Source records
-.-.-

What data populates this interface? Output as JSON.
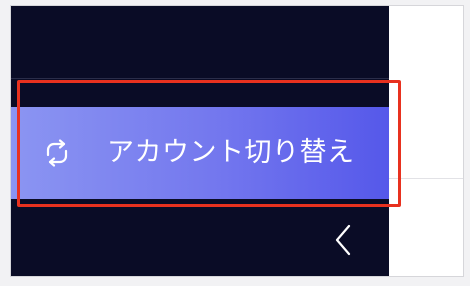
{
  "menu": {
    "switch_account": {
      "label": "アカウント切り替え",
      "icon": "switch-account-icon"
    }
  },
  "sidebar": {
    "collapse": {
      "icon": "chevron-left-icon"
    }
  },
  "colors": {
    "sidebar_bg": "#0a0c26",
    "item_gradient_start": "#8b95f2",
    "item_gradient_end": "#5558ea",
    "highlight": "#e8311f"
  }
}
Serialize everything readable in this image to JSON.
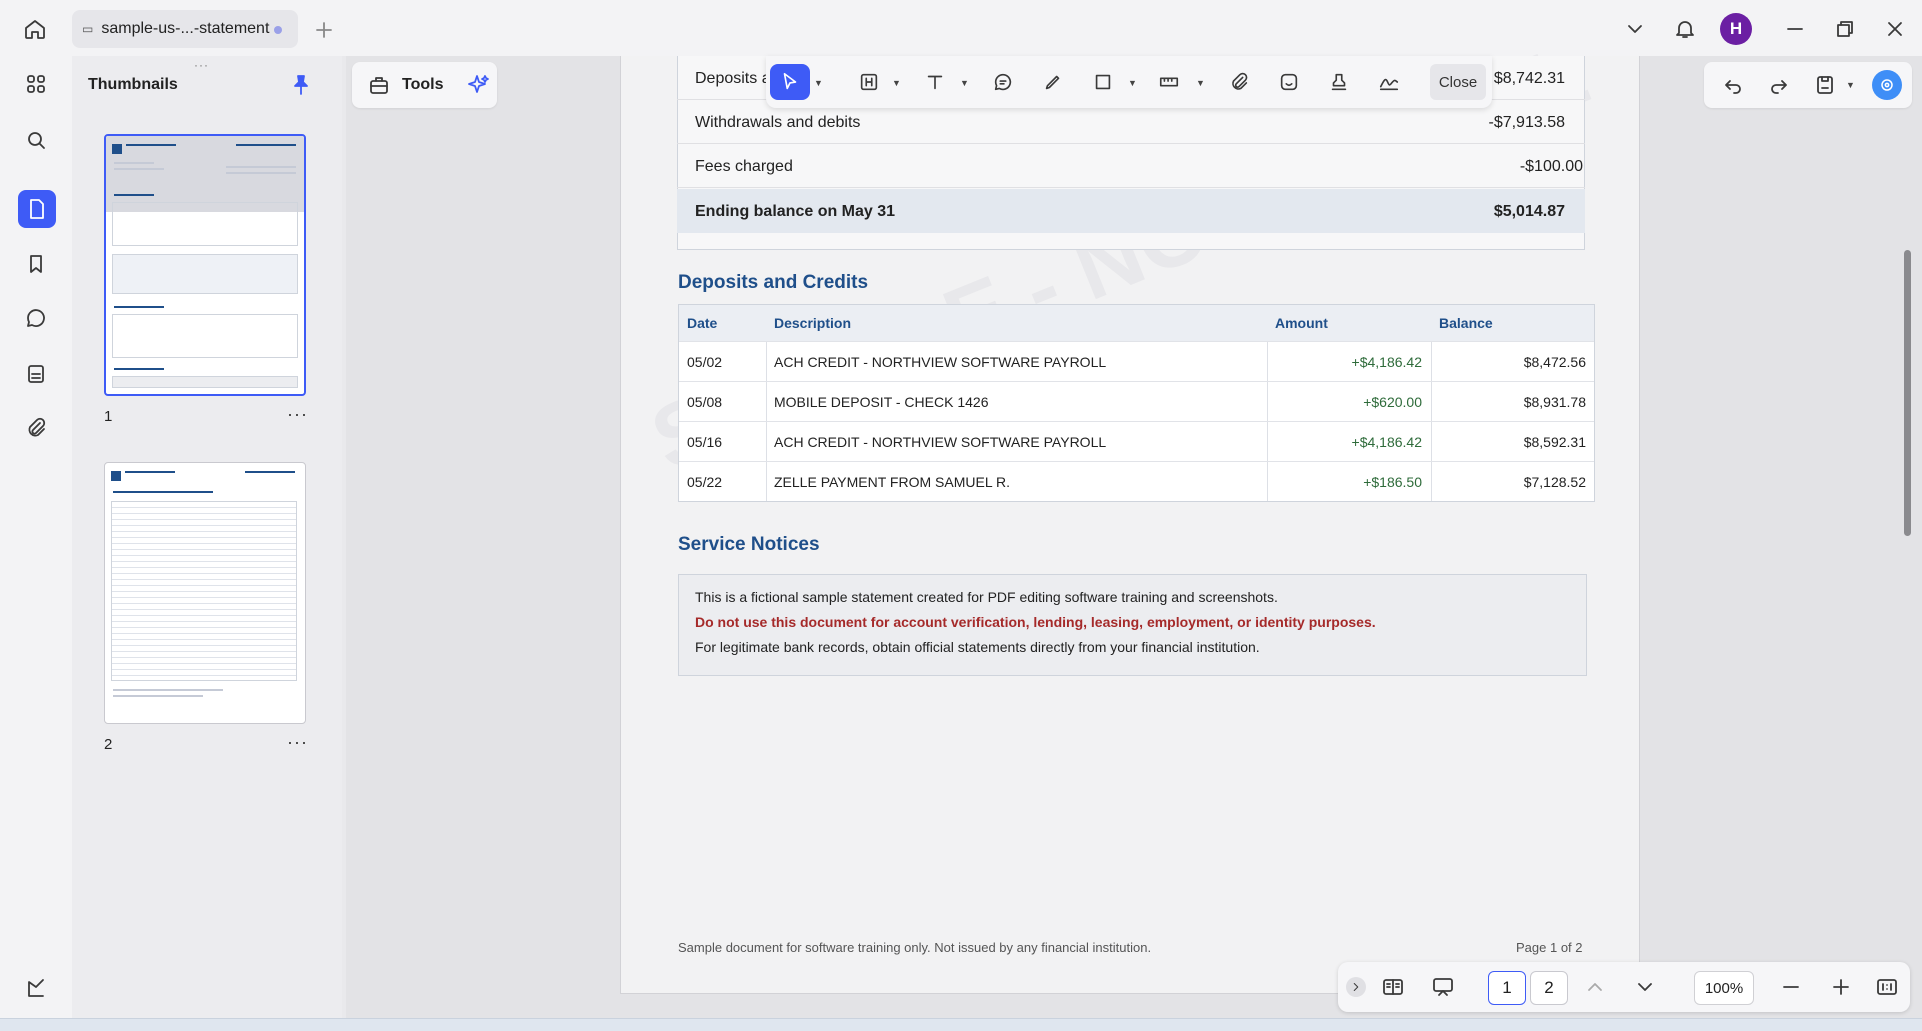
{
  "window": {
    "tab_title": "sample-us-...-statement",
    "avatar_initial": "H"
  },
  "thumbnails": {
    "title": "Thumbnails",
    "pages": [
      {
        "number": "1",
        "more": "···"
      },
      {
        "number": "2",
        "more": "···"
      }
    ]
  },
  "toolbar": {
    "tools_label": "Tools",
    "close_label": "Close"
  },
  "document": {
    "summary_rows": [
      {
        "label": "Deposits a",
        "value": "$8,742.31"
      },
      {
        "label": "Withdrawals and debits",
        "value": "-$7,913.58"
      },
      {
        "label": "Fees charged",
        "value": "-$100.00"
      },
      {
        "label": "Ending balance on May 31",
        "value": "$5,014.87"
      }
    ],
    "deposits_title": "Deposits and Credits",
    "deposits_columns": [
      "Date",
      "Description",
      "Amount",
      "Balance"
    ],
    "deposits_rows": [
      [
        "05/02",
        "ACH CREDIT - NORTHVIEW SOFTWARE PAYROLL",
        "+$4,186.42",
        "$8,472.56"
      ],
      [
        "05/08",
        "MOBILE DEPOSIT - CHECK 1426",
        "+$620.00",
        "$8,931.78"
      ],
      [
        "05/16",
        "ACH CREDIT - NORTHVIEW SOFTWARE PAYROLL",
        "+$4,186.42",
        "$8,592.31"
      ],
      [
        "05/22",
        "ZELLE PAYMENT FROM SAMUEL R.",
        "+$186.50",
        "$7,128.52"
      ]
    ],
    "notices_title": "Service Notices",
    "notice_line1": "This is a fictional sample statement created for PDF editing software training and screenshots.",
    "notice_line2": "Do not use this document for account verification, lending, leasing, employment, or identity purposes.",
    "notice_line3": "For legitimate bank records, obtain official statements directly from your financial institution.",
    "footer_left": "Sample document for software training only. Not issued by any financial institution.",
    "footer_right": "Page 1 of 2"
  },
  "page_nav": {
    "page1": "1",
    "page2": "2",
    "zoom": "100%"
  },
  "colors": {
    "accent": "#3e5bf6",
    "heading_blue": "#1f4f8a",
    "warning_red": "#a52a2a",
    "credit_green": "#2e6b3a"
  }
}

-.-.-

-- THE REQUEST --
Take the listing and print it again exactly, but without any pictures.

-- OUTPUT OF THE TASK --
What data populates this interface? Output as JSON.
{
  "menu": {
    "switch_account": {
      "label": "アカウント切り替え",
      "icon": "switch-account-icon"
    }
  },
  "sidebar": {
    "collapse": {
      "icon": "chevron-left-icon"
    }
  },
  "colors": {
    "sidebar_bg": "#0a0c26",
    "item_gradient_start": "#8b95f2",
    "item_gradient_end": "#5558ea",
    "highlight": "#e8311f"
  }
}
Serialize everything readable in this image to JSON.
{
  "window": {
    "tab_title": "sample-us-...-statement",
    "avatar_initial": "H"
  },
  "thumbnails": {
    "title": "Thumbnails",
    "pages": [
      {
        "number": "1",
        "more": "···"
      },
      {
        "number": "2",
        "more": "···"
      }
    ]
  },
  "toolbar": {
    "tools_label": "Tools",
    "close_label": "Close"
  },
  "document": {
    "summary_rows": [
      {
        "label": "Deposits a",
        "value": "$8,742.31"
      },
      {
        "label": "Withdrawals and debits",
        "value": "-$7,913.58"
      },
      {
        "label": "Fees charged",
        "value": "-$100.00"
      },
      {
        "label": "Ending balance on May 31",
        "value": "$5,014.87"
      }
    ],
    "deposits_title": "Deposits and Credits",
    "deposits_columns": [
      "Date",
      "Description",
      "Amount",
      "Balance"
    ],
    "deposits_rows": [
      [
        "05/02",
        "ACH CREDIT - NORTHVIEW SOFTWARE PAYROLL",
        "+$4,186.42",
        "$8,472.56"
      ],
      [
        "05/08",
        "MOBILE DEPOSIT - CHECK 1426",
        "+$620.00",
        "$8,931.78"
      ],
      [
        "05/16",
        "ACH CREDIT - NORTHVIEW SOFTWARE PAYROLL",
        "+$4,186.42",
        "$8,592.31"
      ],
      [
        "05/22",
        "ZELLE PAYMENT FROM SAMUEL R.",
        "+$186.50",
        "$7,128.52"
      ]
    ],
    "notices_title": "Service Notices",
    "notice_line1": "This is a fictional sample statement created for PDF editing software training and screenshots.",
    "notice_line2": "Do not use this document for account verification, lending, leasing, employment, or identity purposes.",
    "notice_line3": "For legitimate bank records, obtain official statements directly from your financial institution.",
    "footer_left": "Sample document for software training only. Not issued by any financial institution.",
    "footer_right": "Page 1 of 2"
  },
  "page_nav": {
    "page1": "1",
    "page2": "2",
    "zoom": "100%"
  },
  "colors": {
    "accent": "#3e5bf6",
    "heading_blue": "#1f4f8a",
    "warning_red": "#a52a2a",
    "credit_green": "#2e6b3a"
  }
}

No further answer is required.